- Data extracted from a collection:
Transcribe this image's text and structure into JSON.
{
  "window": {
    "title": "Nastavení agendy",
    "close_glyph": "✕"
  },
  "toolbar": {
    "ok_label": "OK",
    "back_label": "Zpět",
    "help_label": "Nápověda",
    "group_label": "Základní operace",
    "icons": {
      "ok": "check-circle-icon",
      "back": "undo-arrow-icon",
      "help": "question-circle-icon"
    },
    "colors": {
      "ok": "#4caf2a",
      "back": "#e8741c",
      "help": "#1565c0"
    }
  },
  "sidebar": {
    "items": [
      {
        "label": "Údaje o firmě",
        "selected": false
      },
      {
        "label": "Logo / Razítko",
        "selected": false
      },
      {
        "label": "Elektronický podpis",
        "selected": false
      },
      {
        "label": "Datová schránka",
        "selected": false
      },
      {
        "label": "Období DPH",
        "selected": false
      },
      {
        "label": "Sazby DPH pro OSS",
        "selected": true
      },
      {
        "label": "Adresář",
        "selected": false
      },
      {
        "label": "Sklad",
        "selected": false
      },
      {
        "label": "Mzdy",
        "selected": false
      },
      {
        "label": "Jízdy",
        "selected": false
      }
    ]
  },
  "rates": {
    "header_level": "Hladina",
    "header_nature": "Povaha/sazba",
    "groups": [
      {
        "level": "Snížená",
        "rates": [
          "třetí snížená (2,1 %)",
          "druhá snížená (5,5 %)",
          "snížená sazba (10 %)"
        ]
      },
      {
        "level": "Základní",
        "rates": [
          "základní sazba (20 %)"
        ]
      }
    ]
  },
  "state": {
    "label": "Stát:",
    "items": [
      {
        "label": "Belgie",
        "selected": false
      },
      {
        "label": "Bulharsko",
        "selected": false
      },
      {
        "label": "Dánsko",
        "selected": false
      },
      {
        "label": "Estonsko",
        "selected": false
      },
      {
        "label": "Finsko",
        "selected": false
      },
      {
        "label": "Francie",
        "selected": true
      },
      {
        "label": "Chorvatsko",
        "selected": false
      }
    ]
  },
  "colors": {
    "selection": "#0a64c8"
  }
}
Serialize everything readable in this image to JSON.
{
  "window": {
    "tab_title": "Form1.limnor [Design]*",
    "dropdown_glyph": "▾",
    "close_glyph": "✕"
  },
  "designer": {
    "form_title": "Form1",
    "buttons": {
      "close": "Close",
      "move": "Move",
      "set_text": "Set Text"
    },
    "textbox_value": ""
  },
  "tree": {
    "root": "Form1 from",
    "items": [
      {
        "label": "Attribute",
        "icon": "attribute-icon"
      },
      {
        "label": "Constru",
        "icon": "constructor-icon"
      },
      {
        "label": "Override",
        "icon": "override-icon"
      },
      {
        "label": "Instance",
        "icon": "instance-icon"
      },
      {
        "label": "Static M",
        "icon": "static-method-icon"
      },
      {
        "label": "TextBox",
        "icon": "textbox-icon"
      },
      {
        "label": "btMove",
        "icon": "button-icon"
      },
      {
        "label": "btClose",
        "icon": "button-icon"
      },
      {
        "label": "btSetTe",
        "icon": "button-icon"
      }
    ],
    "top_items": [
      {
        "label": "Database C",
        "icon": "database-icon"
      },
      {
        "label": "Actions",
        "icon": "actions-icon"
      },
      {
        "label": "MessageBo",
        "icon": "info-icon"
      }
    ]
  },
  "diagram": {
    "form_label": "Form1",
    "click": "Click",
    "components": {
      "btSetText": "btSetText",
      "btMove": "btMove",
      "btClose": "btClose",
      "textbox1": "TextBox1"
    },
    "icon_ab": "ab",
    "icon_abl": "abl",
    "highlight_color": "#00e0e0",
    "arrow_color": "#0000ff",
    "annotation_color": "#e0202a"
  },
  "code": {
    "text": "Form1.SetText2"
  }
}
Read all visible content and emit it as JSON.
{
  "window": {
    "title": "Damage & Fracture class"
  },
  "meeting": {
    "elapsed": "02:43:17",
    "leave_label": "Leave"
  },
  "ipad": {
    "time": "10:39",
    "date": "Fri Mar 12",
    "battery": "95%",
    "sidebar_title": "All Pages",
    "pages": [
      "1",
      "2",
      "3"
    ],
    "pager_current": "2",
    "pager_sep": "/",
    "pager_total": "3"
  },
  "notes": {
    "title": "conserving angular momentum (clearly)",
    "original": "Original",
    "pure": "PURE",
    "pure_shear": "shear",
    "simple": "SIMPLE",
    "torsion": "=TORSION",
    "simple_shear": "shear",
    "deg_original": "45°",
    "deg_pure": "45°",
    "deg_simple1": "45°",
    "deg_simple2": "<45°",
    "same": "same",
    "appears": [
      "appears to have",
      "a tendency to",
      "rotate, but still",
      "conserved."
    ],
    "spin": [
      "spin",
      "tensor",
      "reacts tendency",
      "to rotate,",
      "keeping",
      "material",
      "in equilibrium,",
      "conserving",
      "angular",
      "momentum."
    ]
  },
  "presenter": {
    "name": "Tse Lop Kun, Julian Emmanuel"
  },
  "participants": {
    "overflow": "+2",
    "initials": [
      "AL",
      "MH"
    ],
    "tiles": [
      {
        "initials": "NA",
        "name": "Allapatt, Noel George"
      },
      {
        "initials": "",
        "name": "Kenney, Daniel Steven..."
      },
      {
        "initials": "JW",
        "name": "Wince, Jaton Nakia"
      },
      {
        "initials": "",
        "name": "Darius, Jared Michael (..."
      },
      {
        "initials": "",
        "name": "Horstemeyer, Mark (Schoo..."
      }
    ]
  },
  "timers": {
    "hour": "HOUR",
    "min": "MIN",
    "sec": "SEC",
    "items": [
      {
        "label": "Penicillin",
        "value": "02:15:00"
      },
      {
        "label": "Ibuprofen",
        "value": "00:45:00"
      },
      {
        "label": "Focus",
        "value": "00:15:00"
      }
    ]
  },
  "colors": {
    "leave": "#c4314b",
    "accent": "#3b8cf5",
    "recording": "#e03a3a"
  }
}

- Challenge: Quote every record above exactly.

- Response to this exercise:
Transcribe this image's text and structure into JSON.
{
  "window": {
    "title": "Nastavení agendy",
    "close_glyph": "✕"
  },
  "toolbar": {
    "ok_label": "OK",
    "back_label": "Zpět",
    "help_label": "Nápověda",
    "group_label": "Základní operace",
    "icons": {
      "ok": "check-circle-icon",
      "back": "undo-arrow-icon",
      "help": "question-circle-icon"
    },
    "colors": {
      "ok": "#4caf2a",
      "back": "#e8741c",
      "help": "#1565c0"
    }
  },
  "sidebar": {
    "items": [
      {
        "label": "Údaje o firmě",
        "selected": false
      },
      {
        "label": "Logo / Razítko",
        "selected": false
      },
      {
        "label": "Elektronický podpis",
        "selected": false
      },
      {
        "label": "Datová schránka",
        "selected": false
      },
      {
        "label": "Období DPH",
        "selected": false
      },
      {
        "label": "Sazby DPH pro OSS",
        "selected": true
      },
      {
        "label": "Adresář",
        "selected": false
      },
      {
        "label": "Sklad",
        "selected": false
      },
      {
        "label": "Mzdy",
        "selected": false
      },
      {
        "label": "Jízdy",
        "selected": false
      }
    ]
  },
  "rates": {
    "header_level": "Hladina",
    "header_nature": "Povaha/sazba",
    "groups": [
      {
        "level": "Snížená",
        "rates": [
          "třetí snížená (2,1 %)",
          "druhá snížená (5,5 %)",
          "snížená sazba (10 %)"
        ]
      },
      {
        "level": "Základní",
        "rates": [
          "základní sazba (20 %)"
        ]
      }
    ]
  },
  "state": {
    "label": "Stát:",
    "items": [
      {
        "label": "Belgie",
        "selected": false
      },
      {
        "label": "Bulharsko",
        "selected": false
      },
      {
        "label": "Dánsko",
        "selected": false
      },
      {
        "label": "Estonsko",
        "selected": false
      },
      {
        "label": "Finsko",
        "selected": false
      },
      {
        "label": "Francie",
        "selected": true
      },
      {
        "label": "Chorvatsko",
        "selected": false
      }
    ]
  },
  "colors": {
    "selection": "#0a64c8"
  }
}
Serialize everything readable in this image to JSON.
{
  "window": {
    "tab_title": "Form1.limnor [Design]*",
    "dropdown_glyph": "▾",
    "close_glyph": "✕"
  },
  "designer": {
    "form_title": "Form1",
    "buttons": {
      "close": "Close",
      "move": "Move",
      "set_text": "Set Text"
    },
    "textbox_value": ""
  },
  "tree": {
    "root": "Form1 from",
    "items": [
      {
        "label": "Attribute",
        "icon": "attribute-icon"
      },
      {
        "label": "Constru",
        "icon": "constructor-icon"
      },
      {
        "label": "Override",
        "icon": "override-icon"
      },
      {
        "label": "Instance",
        "icon": "instance-icon"
      },
      {
        "label": "Static M",
        "icon": "static-method-icon"
      },
      {
        "label": "TextBox",
        "icon": "textbox-icon"
      },
      {
        "label": "btMove",
        "icon": "button-icon"
      },
      {
        "label": "btClose",
        "icon": "button-icon"
      },
      {
        "label": "btSetTe",
        "icon": "button-icon"
      }
    ],
    "top_items": [
      {
        "label": "Database C",
        "icon": "database-icon"
      },
      {
        "label": "Actions",
        "icon": "actions-icon"
      },
      {
        "label": "MessageBo",
        "icon": "info-icon"
      }
    ]
  },
  "diagram": {
    "form_label": "Form1",
    "click": "Click",
    "components": {
      "btSetText": "btSetText",
      "btMove": "btMove",
      "btClose": "btClose",
      "textbox1": "TextBox1"
    },
    "icon_ab": "ab",
    "icon_abl": "abl",
    "highlight_color": "#00e0e0",
    "arrow_color": "#0000ff",
    "annotation_color": "#e0202a"
  },
  "code": {
    "text": "Form1.SetText2"
  }
}
Read all visible content and emit it as JSON.
{
  "window": {
    "title": "Damage & Fracture class"
  },
  "meeting": {
    "elapsed": "02:43:17",
    "leave_label": "Leave"
  },
  "ipad": {
    "time": "10:39",
    "date": "Fri Mar 12",
    "battery": "95%",
    "sidebar_title": "All Pages",
    "pages": [
      "1",
      "2",
      "3"
    ],
    "pager_current": "2",
    "pager_sep": "/",
    "pager_total": "3"
  },
  "notes": {
    "title": "conserving angular momentum (clearly)",
    "original": "Original",
    "pure": "PURE",
    "pure_shear": "shear",
    "simple": "SIMPLE",
    "torsion": "=TORSION",
    "simple_shear": "shear",
    "deg_original": "45°",
    "deg_pure": "45°",
    "deg_simple1": "45°",
    "deg_simple2": "<45°",
    "same": "same",
    "appears": [
      "appears to have",
      "a tendency to",
      "rotate, but still",
      "conserved."
    ],
    "spin": [
      "spin",
      "tensor",
      "reacts tendency",
      "to rotate,",
      "keeping",
      "material",
      "in equilibrium,",
      "conserving",
      "angular",
      "momentum."
    ]
  },
  "presenter": {
    "name": "Tse Lop Kun, Julian Emmanuel"
  },
  "participants": {
    "overflow": "+2",
    "initials": [
      "AL",
      "MH"
    ],
    "tiles": [
      {
        "initials": "NA",
        "name": "Allapatt, Noel George"
      },
      {
        "initials": "",
        "name": "Kenney, Daniel Steven..."
      },
      {
        "initials": "JW",
        "name": "Wince, Jaton Nakia"
      },
      {
        "initials": "",
        "name": "Darius, Jared Michael (..."
      },
      {
        "initials": "",
        "name": "Horstemeyer, Mark (Schoo..."
      }
    ]
  },
  "timers": {
    "hour": "HOUR",
    "min": "MIN",
    "sec": "SEC",
    "items": [
      {
        "label": "Penicillin",
        "value": "02:15:00"
      },
      {
        "label": "Ibuprofen",
        "value": "00:45:00"
      },
      {
        "label": "Focus",
        "value": "00:15:00"
      }
    ]
  },
  "colors": {
    "leave": "#c4314b",
    "accent": "#3b8cf5",
    "recording": "#e03a3a"
  }
}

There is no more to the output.